[Dataset records on visual material]
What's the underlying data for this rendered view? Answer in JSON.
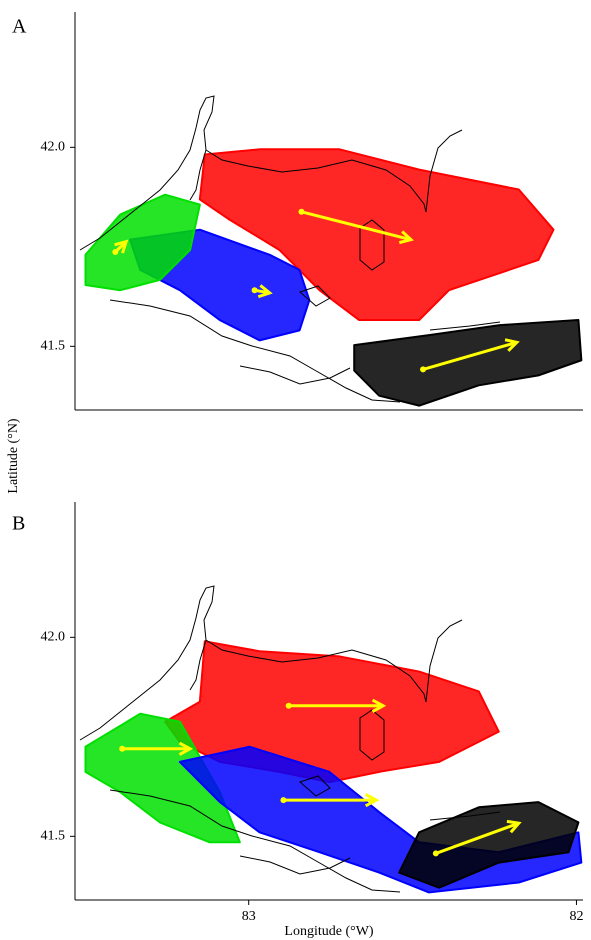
{
  "chart_data": [
    {
      "type": "map",
      "panel": "A",
      "ylabel": "Latitude (°N)",
      "xlim": [
        83.53,
        81.98
      ],
      "ylim": [
        41.34,
        42.34
      ],
      "yticks": [
        {
          "value": 42.0,
          "label": "42.0"
        },
        {
          "value": 41.5,
          "label": "41.5"
        }
      ],
      "series": [
        {
          "color": "#ff0000",
          "x": [
            83.134,
            82.967,
            82.723,
            82.48,
            82.176,
            82.07,
            82.116,
            82.389,
            82.48,
            82.663,
            82.784,
            82.906,
            83.058,
            83.149
          ],
          "y": [
            41.982,
            41.995,
            41.995,
            41.944,
            41.894,
            41.793,
            41.717,
            41.641,
            41.566,
            41.566,
            41.641,
            41.742,
            41.818,
            41.869
          ]
        },
        {
          "color": "#0000ff",
          "x": [
            83.362,
            83.149,
            82.936,
            82.845,
            82.815,
            82.845,
            82.967,
            83.088,
            83.21,
            83.331
          ],
          "y": [
            41.768,
            41.793,
            41.73,
            41.692,
            41.616,
            41.54,
            41.515,
            41.566,
            41.641,
            41.692
          ]
        },
        {
          "color": "#00e000",
          "x": [
            83.498,
            83.392,
            83.255,
            83.149,
            83.179,
            83.271,
            83.392,
            83.498
          ],
          "y": [
            41.73,
            41.831,
            41.881,
            41.856,
            41.742,
            41.667,
            41.641,
            41.654
          ]
        },
        {
          "color": "#000000",
          "x": [
            82.678,
            82.45,
            82.237,
            81.994,
            81.985,
            82.116,
            82.298,
            82.48,
            82.602,
            82.678
          ],
          "y": [
            41.503,
            41.528,
            41.553,
            41.566,
            41.465,
            41.427,
            41.402,
            41.351,
            41.376,
            41.439
          ]
        }
      ],
      "arrow_color": "#ffff00",
      "arrows": [
        {
          "from": [
            82.839,
            41.838
          ],
          "to": [
            82.505,
            41.768
          ]
        },
        {
          "from": [
            82.468,
            41.442
          ],
          "to": [
            82.182,
            41.51
          ]
        },
        {
          "from": [
            83.407,
            41.737
          ],
          "to": [
            83.374,
            41.763
          ]
        },
        {
          "from": [
            82.982,
            41.641
          ],
          "to": [
            82.936,
            41.634
          ]
        }
      ]
    },
    {
      "type": "map",
      "panel": "B",
      "xlabel": "Longitude (°W)",
      "xlim": [
        83.53,
        81.98
      ],
      "ylim": [
        41.34,
        42.34
      ],
      "xticks": [
        83,
        82
      ],
      "yticks": [
        {
          "value": 42.0,
          "label": "42.0"
        },
        {
          "value": 41.5,
          "label": "41.5"
        }
      ],
      "series": [
        {
          "color": "#ff0000",
          "x": [
            83.134,
            82.967,
            82.723,
            82.48,
            82.298,
            82.237,
            82.419,
            82.602,
            82.754,
            82.906,
            83.088,
            83.21,
            83.255,
            83.149
          ],
          "y": [
            41.99,
            41.965,
            41.952,
            41.914,
            41.864,
            41.763,
            41.687,
            41.662,
            41.636,
            41.662,
            41.687,
            41.737,
            41.788,
            41.838
          ]
        },
        {
          "color": "#00e000",
          "x": [
            83.498,
            83.331,
            83.21,
            83.088,
            83.027,
            83.119,
            83.271,
            83.392,
            83.498
          ],
          "y": [
            41.725,
            41.808,
            41.788,
            41.611,
            41.485,
            41.485,
            41.535,
            41.611,
            41.662
          ]
        },
        {
          "color": "#0000ff",
          "x": [
            83.21,
            82.997,
            82.754,
            82.602,
            82.48,
            82.237,
            81.994,
            81.985,
            82.176,
            82.45,
            82.602,
            82.784,
            82.967,
            83.088
          ],
          "y": [
            41.687,
            41.725,
            41.662,
            41.561,
            41.485,
            41.46,
            41.51,
            41.434,
            41.384,
            41.359,
            41.409,
            41.46,
            41.51,
            41.586
          ]
        },
        {
          "color": "#000000",
          "x": [
            82.48,
            82.298,
            82.116,
            81.994,
            82.024,
            82.237,
            82.419,
            82.541
          ],
          "y": [
            41.51,
            41.573,
            41.586,
            41.535,
            41.46,
            41.434,
            41.371,
            41.409
          ]
        }
      ],
      "arrow_color": "#ffff00",
      "arrows": [
        {
          "from": [
            82.878,
            41.828
          ],
          "to": [
            82.59,
            41.828
          ]
        },
        {
          "from": [
            83.386,
            41.72
          ],
          "to": [
            83.179,
            41.72
          ]
        },
        {
          "from": [
            82.894,
            41.591
          ],
          "to": [
            82.611,
            41.591
          ]
        },
        {
          "from": [
            82.429,
            41.457
          ],
          "to": [
            82.176,
            41.533
          ]
        }
      ]
    }
  ]
}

* _WHAT IS BEING ASKED_
Copy all of the entries verbatim, leaving out any pictures they contain.

* _WRITTEN SOLUTION_
What's the underlying data for this rendered view? Answer in JSON.
{
  "chart_data": [
    {
      "type": "map",
      "panel": "A",
      "ylabel": "Latitude (°N)",
      "xlim": [
        83.53,
        81.98
      ],
      "ylim": [
        41.34,
        42.34
      ],
      "yticks": [
        {
          "value": 42.0,
          "label": "42.0"
        },
        {
          "value": 41.5,
          "label": "41.5"
        }
      ],
      "series": [
        {
          "color": "#ff0000",
          "x": [
            83.134,
            82.967,
            82.723,
            82.48,
            82.176,
            82.07,
            82.116,
            82.389,
            82.48,
            82.663,
            82.784,
            82.906,
            83.058,
            83.149
          ],
          "y": [
            41.982,
            41.995,
            41.995,
            41.944,
            41.894,
            41.793,
            41.717,
            41.641,
            41.566,
            41.566,
            41.641,
            41.742,
            41.818,
            41.869
          ]
        },
        {
          "color": "#0000ff",
          "x": [
            83.362,
            83.149,
            82.936,
            82.845,
            82.815,
            82.845,
            82.967,
            83.088,
            83.21,
            83.331
          ],
          "y": [
            41.768,
            41.793,
            41.73,
            41.692,
            41.616,
            41.54,
            41.515,
            41.566,
            41.641,
            41.692
          ]
        },
        {
          "color": "#00e000",
          "x": [
            83.498,
            83.392,
            83.255,
            83.149,
            83.179,
            83.271,
            83.392,
            83.498
          ],
          "y": [
            41.73,
            41.831,
            41.881,
            41.856,
            41.742,
            41.667,
            41.641,
            41.654
          ]
        },
        {
          "color": "#000000",
          "x": [
            82.678,
            82.45,
            82.237,
            81.994,
            81.985,
            82.116,
            82.298,
            82.48,
            82.602,
            82.678
          ],
          "y": [
            41.503,
            41.528,
            41.553,
            41.566,
            41.465,
            41.427,
            41.402,
            41.351,
            41.376,
            41.439
          ]
        }
      ],
      "arrow_color": "#ffff00",
      "arrows": [
        {
          "from": [
            82.839,
            41.838
          ],
          "to": [
            82.505,
            41.768
          ]
        },
        {
          "from": [
            82.468,
            41.442
          ],
          "to": [
            82.182,
            41.51
          ]
        },
        {
          "from": [
            83.407,
            41.737
          ],
          "to": [
            83.374,
            41.763
          ]
        },
        {
          "from": [
            82.982,
            41.641
          ],
          "to": [
            82.936,
            41.634
          ]
        }
      ]
    },
    {
      "type": "map",
      "panel": "B",
      "xlabel": "Longitude (°W)",
      "xlim": [
        83.53,
        81.98
      ],
      "ylim": [
        41.34,
        42.34
      ],
      "xticks": [
        83,
        82
      ],
      "yticks": [
        {
          "value": 42.0,
          "label": "42.0"
        },
        {
          "value": 41.5,
          "label": "41.5"
        }
      ],
      "series": [
        {
          "color": "#ff0000",
          "x": [
            83.134,
            82.967,
            82.723,
            82.48,
            82.298,
            82.237,
            82.419,
            82.602,
            82.754,
            82.906,
            83.088,
            83.21,
            83.255,
            83.149
          ],
          "y": [
            41.99,
            41.965,
            41.952,
            41.914,
            41.864,
            41.763,
            41.687,
            41.662,
            41.636,
            41.662,
            41.687,
            41.737,
            41.788,
            41.838
          ]
        },
        {
          "color": "#00e000",
          "x": [
            83.498,
            83.331,
            83.21,
            83.088,
            83.027,
            83.119,
            83.271,
            83.392,
            83.498
          ],
          "y": [
            41.725,
            41.808,
            41.788,
            41.611,
            41.485,
            41.485,
            41.535,
            41.611,
            41.662
          ]
        },
        {
          "color": "#0000ff",
          "x": [
            83.21,
            82.997,
            82.754,
            82.602,
            82.48,
            82.237,
            81.994,
            81.985,
            82.176,
            82.45,
            82.602,
            82.784,
            82.967,
            83.088
          ],
          "y": [
            41.687,
            41.725,
            41.662,
            41.561,
            41.485,
            41.46,
            41.51,
            41.434,
            41.384,
            41.359,
            41.409,
            41.46,
            41.51,
            41.586
          ]
        },
        {
          "color": "#000000",
          "x": [
            82.48,
            82.298,
            82.116,
            81.994,
            82.024,
            82.237,
            82.419,
            82.541
          ],
          "y": [
            41.51,
            41.573,
            41.586,
            41.535,
            41.46,
            41.434,
            41.371,
            41.409
          ]
        }
      ],
      "arrow_color": "#ffff00",
      "arrows": [
        {
          "from": [
            82.878,
            41.828
          ],
          "to": [
            82.59,
            41.828
          ]
        },
        {
          "from": [
            83.386,
            41.72
          ],
          "to": [
            83.179,
            41.72
          ]
        },
        {
          "from": [
            82.894,
            41.591
          ],
          "to": [
            82.611,
            41.591
          ]
        },
        {
          "from": [
            82.429,
            41.457
          ],
          "to": [
            82.176,
            41.533
          ]
        }
      ]
    }
  ]
}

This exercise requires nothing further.